- _Your instructions_
Can you copy out the data exactly? Leave the images out.

###

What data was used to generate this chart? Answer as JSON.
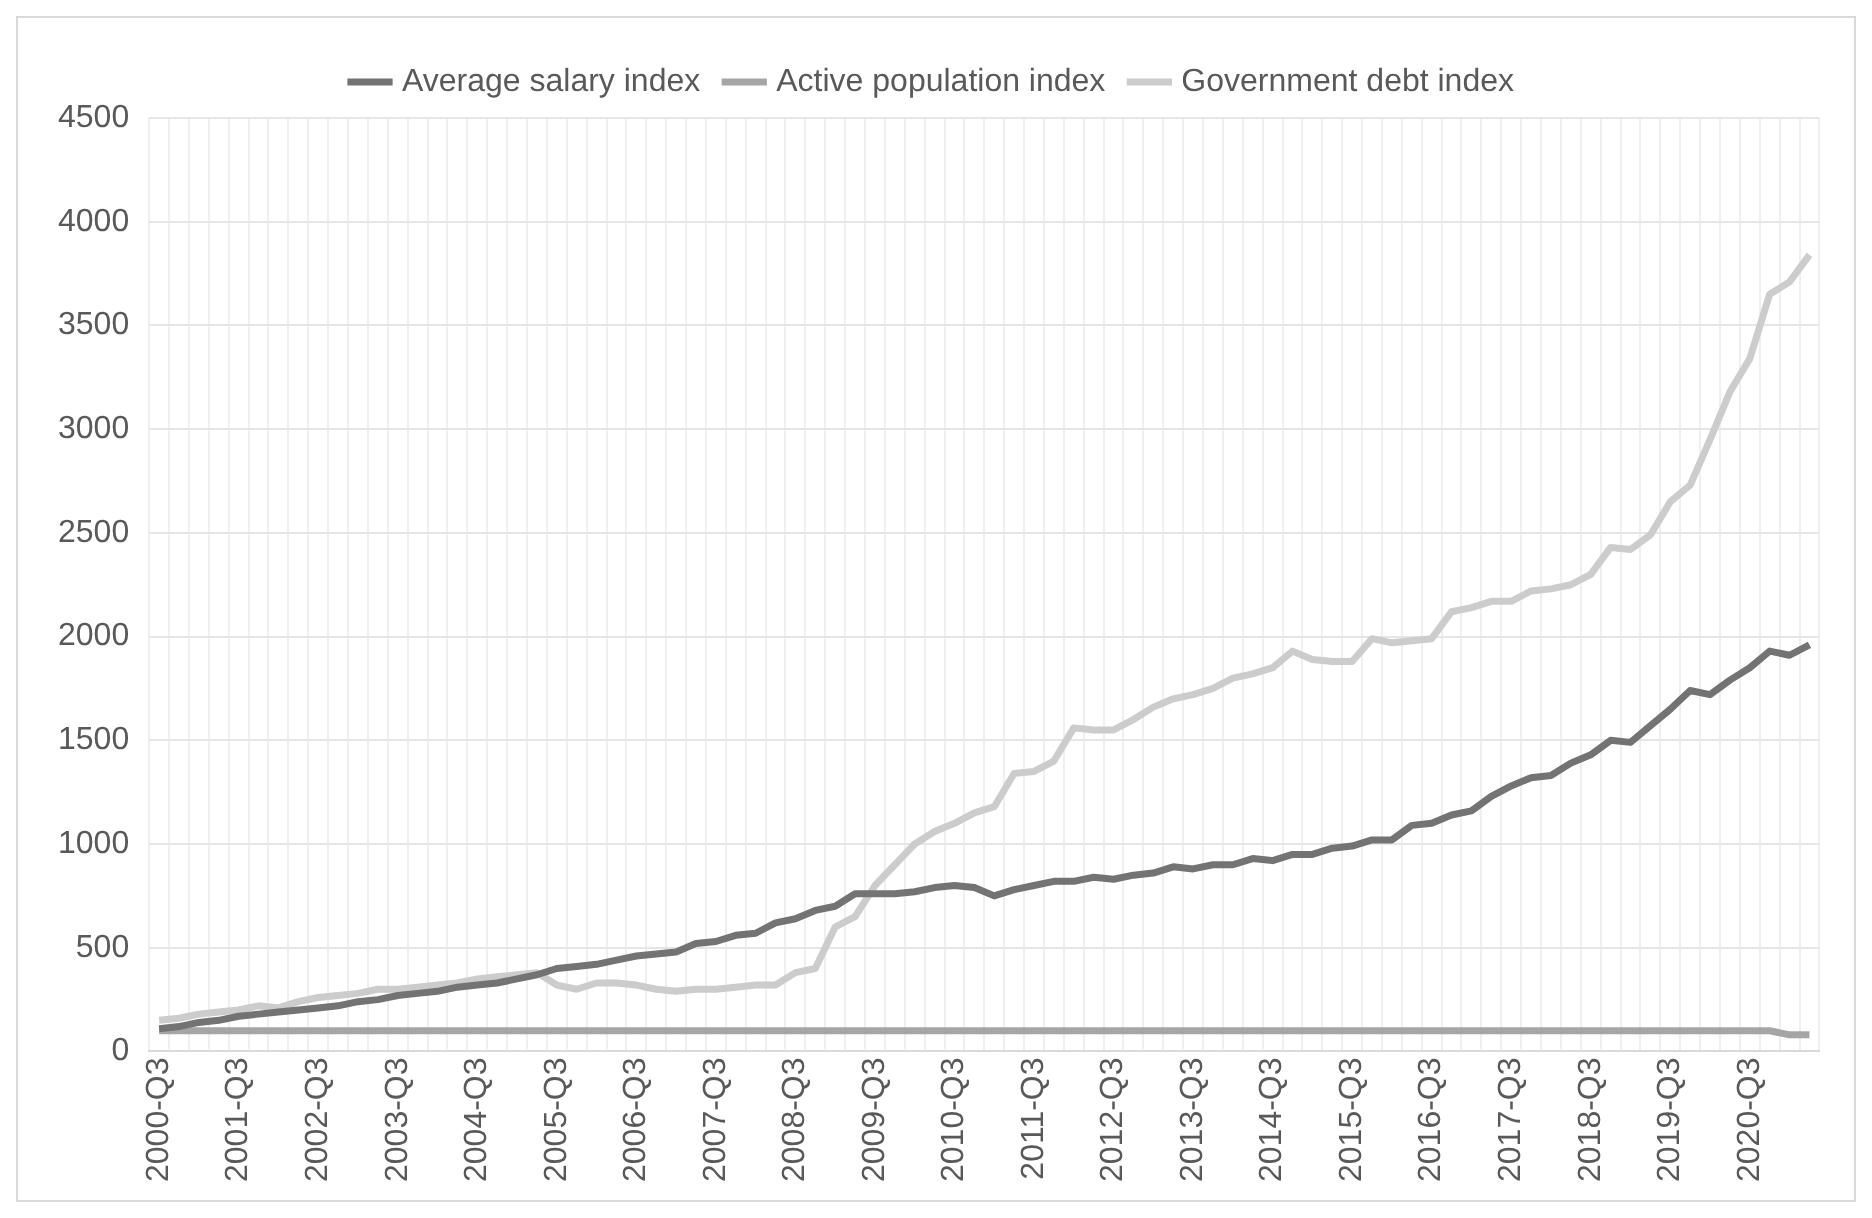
{
  "chart_data": {
    "type": "line",
    "categories": [
      "2000-Q3",
      null,
      null,
      null,
      "2001-Q3",
      null,
      null,
      null,
      "2002-Q3",
      null,
      null,
      null,
      "2003-Q3",
      null,
      null,
      null,
      "2004-Q3",
      null,
      null,
      null,
      "2005-Q3",
      null,
      null,
      null,
      "2006-Q3",
      null,
      null,
      null,
      "2007-Q3",
      null,
      null,
      null,
      "2008-Q3",
      null,
      null,
      null,
      "2009-Q3",
      null,
      null,
      null,
      "2010-Q3",
      null,
      null,
      null,
      "2011-Q3",
      null,
      null,
      null,
      "2012-Q3",
      null,
      null,
      null,
      "2013-Q3",
      null,
      null,
      null,
      "2014-Q3",
      null,
      null,
      null,
      "2015-Q3",
      null,
      null,
      null,
      "2016-Q3",
      null,
      null,
      null,
      "2017-Q3",
      null,
      null,
      null,
      "2018-Q3",
      null,
      null,
      null,
      "2019-Q3",
      null,
      null,
      null,
      "2020-Q3",
      null,
      null,
      null
    ],
    "series": [
      {
        "name": "Average salary index",
        "color": "#737373",
        "values": [
          110,
          120,
          140,
          150,
          170,
          180,
          190,
          200,
          210,
          220,
          240,
          250,
          270,
          280,
          290,
          310,
          320,
          330,
          350,
          370,
          400,
          410,
          420,
          440,
          460,
          470,
          480,
          520,
          530,
          560,
          570,
          620,
          640,
          680,
          700,
          760,
          760,
          760,
          770,
          790,
          800,
          790,
          750,
          780,
          800,
          820,
          820,
          840,
          830,
          850,
          860,
          890,
          880,
          900,
          900,
          930,
          920,
          950,
          950,
          980,
          990,
          1020,
          1020,
          1090,
          1100,
          1140,
          1160,
          1230,
          1280,
          1320,
          1330,
          1390,
          1430,
          1500,
          1490,
          1570,
          1650,
          1740,
          1720,
          1790,
          1850,
          1930,
          1910,
          1960
        ]
      },
      {
        "name": "Active population index",
        "color": "#a5a5a5",
        "values": [
          100,
          100,
          100,
          100,
          100,
          100,
          100,
          100,
          100,
          100,
          100,
          100,
          100,
          100,
          100,
          100,
          100,
          100,
          100,
          100,
          100,
          100,
          100,
          100,
          100,
          100,
          100,
          100,
          100,
          100,
          100,
          100,
          100,
          100,
          100,
          100,
          100,
          100,
          100,
          100,
          100,
          100,
          100,
          100,
          100,
          100,
          100,
          100,
          100,
          100,
          100,
          100,
          100,
          100,
          100,
          100,
          100,
          100,
          100,
          100,
          100,
          100,
          100,
          100,
          100,
          100,
          100,
          100,
          100,
          100,
          100,
          100,
          100,
          100,
          100,
          100,
          100,
          100,
          100,
          100,
          100,
          100,
          80,
          80
        ]
      },
      {
        "name": "Government debt index",
        "color": "#cccccc",
        "values": [
          150,
          160,
          180,
          190,
          200,
          220,
          210,
          240,
          260,
          270,
          280,
          300,
          300,
          310,
          320,
          330,
          350,
          360,
          370,
          380,
          320,
          300,
          330,
          330,
          320,
          300,
          290,
          300,
          300,
          310,
          320,
          320,
          380,
          400,
          600,
          650,
          800,
          900,
          1000,
          1060,
          1100,
          1150,
          1180,
          1340,
          1350,
          1400,
          1560,
          1550,
          1550,
          1600,
          1660,
          1700,
          1720,
          1750,
          1800,
          1820,
          1850,
          1930,
          1890,
          1880,
          1880,
          1990,
          1970,
          1980,
          1990,
          2120,
          2140,
          2170,
          2170,
          2220,
          2230,
          2250,
          2300,
          2430,
          2420,
          2490,
          2650,
          2730,
          2950,
          3180,
          3340,
          3650,
          3710,
          3840
        ]
      }
    ],
    "ylim": [
      0,
      4500
    ],
    "yticks": [
      0,
      500,
      1000,
      1500,
      2000,
      2500,
      3000,
      3500,
      4000,
      4500
    ],
    "grid": true,
    "legend": "top",
    "marker": "none",
    "line_style": "solid"
  }
}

###

- _Final result_
What data was used to generate this chart? Answer as JSON.
{
  "chart_data": {
    "type": "line",
    "categories": [
      "2000-Q3",
      null,
      null,
      null,
      "2001-Q3",
      null,
      null,
      null,
      "2002-Q3",
      null,
      null,
      null,
      "2003-Q3",
      null,
      null,
      null,
      "2004-Q3",
      null,
      null,
      null,
      "2005-Q3",
      null,
      null,
      null,
      "2006-Q3",
      null,
      null,
      null,
      "2007-Q3",
      null,
      null,
      null,
      "2008-Q3",
      null,
      null,
      null,
      "2009-Q3",
      null,
      null,
      null,
      "2010-Q3",
      null,
      null,
      null,
      "2011-Q3",
      null,
      null,
      null,
      "2012-Q3",
      null,
      null,
      null,
      "2013-Q3",
      null,
      null,
      null,
      "2014-Q3",
      null,
      null,
      null,
      "2015-Q3",
      null,
      null,
      null,
      "2016-Q3",
      null,
      null,
      null,
      "2017-Q3",
      null,
      null,
      null,
      "2018-Q3",
      null,
      null,
      null,
      "2019-Q3",
      null,
      null,
      null,
      "2020-Q3",
      null,
      null,
      null
    ],
    "series": [
      {
        "name": "Average salary index",
        "color": "#737373",
        "values": [
          110,
          120,
          140,
          150,
          170,
          180,
          190,
          200,
          210,
          220,
          240,
          250,
          270,
          280,
          290,
          310,
          320,
          330,
          350,
          370,
          400,
          410,
          420,
          440,
          460,
          470,
          480,
          520,
          530,
          560,
          570,
          620,
          640,
          680,
          700,
          760,
          760,
          760,
          770,
          790,
          800,
          790,
          750,
          780,
          800,
          820,
          820,
          840,
          830,
          850,
          860,
          890,
          880,
          900,
          900,
          930,
          920,
          950,
          950,
          980,
          990,
          1020,
          1020,
          1090,
          1100,
          1140,
          1160,
          1230,
          1280,
          1320,
          1330,
          1390,
          1430,
          1500,
          1490,
          1570,
          1650,
          1740,
          1720,
          1790,
          1850,
          1930,
          1910,
          1960
        ]
      },
      {
        "name": "Active population index",
        "color": "#a5a5a5",
        "values": [
          100,
          100,
          100,
          100,
          100,
          100,
          100,
          100,
          100,
          100,
          100,
          100,
          100,
          100,
          100,
          100,
          100,
          100,
          100,
          100,
          100,
          100,
          100,
          100,
          100,
          100,
          100,
          100,
          100,
          100,
          100,
          100,
          100,
          100,
          100,
          100,
          100,
          100,
          100,
          100,
          100,
          100,
          100,
          100,
          100,
          100,
          100,
          100,
          100,
          100,
          100,
          100,
          100,
          100,
          100,
          100,
          100,
          100,
          100,
          100,
          100,
          100,
          100,
          100,
          100,
          100,
          100,
          100,
          100,
          100,
          100,
          100,
          100,
          100,
          100,
          100,
          100,
          100,
          100,
          100,
          100,
          100,
          80,
          80
        ]
      },
      {
        "name": "Government debt index",
        "color": "#cccccc",
        "values": [
          150,
          160,
          180,
          190,
          200,
          220,
          210,
          240,
          260,
          270,
          280,
          300,
          300,
          310,
          320,
          330,
          350,
          360,
          370,
          380,
          320,
          300,
          330,
          330,
          320,
          300,
          290,
          300,
          300,
          310,
          320,
          320,
          380,
          400,
          600,
          650,
          800,
          900,
          1000,
          1060,
          1100,
          1150,
          1180,
          1340,
          1350,
          1400,
          1560,
          1550,
          1550,
          1600,
          1660,
          1700,
          1720,
          1750,
          1800,
          1820,
          1850,
          1930,
          1890,
          1880,
          1880,
          1990,
          1970,
          1980,
          1990,
          2120,
          2140,
          2170,
          2170,
          2220,
          2230,
          2250,
          2300,
          2430,
          2420,
          2490,
          2650,
          2730,
          2950,
          3180,
          3340,
          3650,
          3710,
          3840
        ]
      }
    ],
    "ylim": [
      0,
      4500
    ],
    "yticks": [
      0,
      500,
      1000,
      1500,
      2000,
      2500,
      3000,
      3500,
      4000,
      4500
    ],
    "grid": true,
    "legend": "top",
    "marker": "none",
    "line_style": "solid"
  }
}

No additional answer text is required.